### Given exercise:
Find each line in the records below that contains the string "Smartphones", and copy those lines out in full.

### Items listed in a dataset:
-.-.-

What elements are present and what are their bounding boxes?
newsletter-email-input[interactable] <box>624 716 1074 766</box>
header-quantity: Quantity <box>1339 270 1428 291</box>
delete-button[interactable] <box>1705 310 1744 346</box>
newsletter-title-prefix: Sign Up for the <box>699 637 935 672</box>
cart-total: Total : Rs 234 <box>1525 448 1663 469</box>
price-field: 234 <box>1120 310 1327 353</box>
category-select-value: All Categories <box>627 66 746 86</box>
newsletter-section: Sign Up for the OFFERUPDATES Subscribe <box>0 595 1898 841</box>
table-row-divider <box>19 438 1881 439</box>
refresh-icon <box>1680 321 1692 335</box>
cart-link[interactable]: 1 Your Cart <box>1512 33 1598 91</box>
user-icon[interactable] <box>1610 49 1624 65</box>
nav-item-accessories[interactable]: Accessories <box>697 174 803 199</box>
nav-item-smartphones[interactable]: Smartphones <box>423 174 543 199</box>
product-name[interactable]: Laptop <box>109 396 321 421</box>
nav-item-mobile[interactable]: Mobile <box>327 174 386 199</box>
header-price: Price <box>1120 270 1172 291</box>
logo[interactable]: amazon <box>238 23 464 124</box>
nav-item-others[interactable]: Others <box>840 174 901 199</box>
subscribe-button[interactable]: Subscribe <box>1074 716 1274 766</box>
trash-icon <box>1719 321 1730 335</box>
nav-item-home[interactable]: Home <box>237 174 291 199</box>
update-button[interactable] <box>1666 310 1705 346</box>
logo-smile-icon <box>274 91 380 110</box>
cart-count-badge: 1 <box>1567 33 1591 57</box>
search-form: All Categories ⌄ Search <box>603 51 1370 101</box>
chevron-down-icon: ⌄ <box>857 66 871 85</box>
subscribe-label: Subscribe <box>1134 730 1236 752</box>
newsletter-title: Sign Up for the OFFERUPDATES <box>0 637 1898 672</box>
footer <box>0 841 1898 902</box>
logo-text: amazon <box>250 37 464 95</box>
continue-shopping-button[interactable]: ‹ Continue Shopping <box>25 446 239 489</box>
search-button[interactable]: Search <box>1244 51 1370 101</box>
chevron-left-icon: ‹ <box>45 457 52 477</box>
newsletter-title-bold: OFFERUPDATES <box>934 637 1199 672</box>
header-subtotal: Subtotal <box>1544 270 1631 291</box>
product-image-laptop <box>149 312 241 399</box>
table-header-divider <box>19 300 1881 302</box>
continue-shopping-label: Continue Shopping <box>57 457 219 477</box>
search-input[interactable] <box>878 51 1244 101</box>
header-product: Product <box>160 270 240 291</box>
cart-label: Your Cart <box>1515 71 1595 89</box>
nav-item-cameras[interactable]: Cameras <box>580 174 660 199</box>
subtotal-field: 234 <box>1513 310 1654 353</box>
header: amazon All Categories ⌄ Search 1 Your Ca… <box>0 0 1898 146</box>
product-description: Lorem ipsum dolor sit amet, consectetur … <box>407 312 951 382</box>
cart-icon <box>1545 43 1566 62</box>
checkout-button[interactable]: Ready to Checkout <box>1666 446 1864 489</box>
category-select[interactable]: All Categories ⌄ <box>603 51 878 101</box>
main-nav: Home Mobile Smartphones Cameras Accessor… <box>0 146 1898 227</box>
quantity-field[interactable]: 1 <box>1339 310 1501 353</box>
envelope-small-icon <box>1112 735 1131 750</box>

-.-.-

### Response:
nav-item-smartphones[interactable]: Smartphones <box>423 174 543 199</box>
main-nav: Home Mobile Smartphones Cameras Accessor… <box>0 146 1898 227</box>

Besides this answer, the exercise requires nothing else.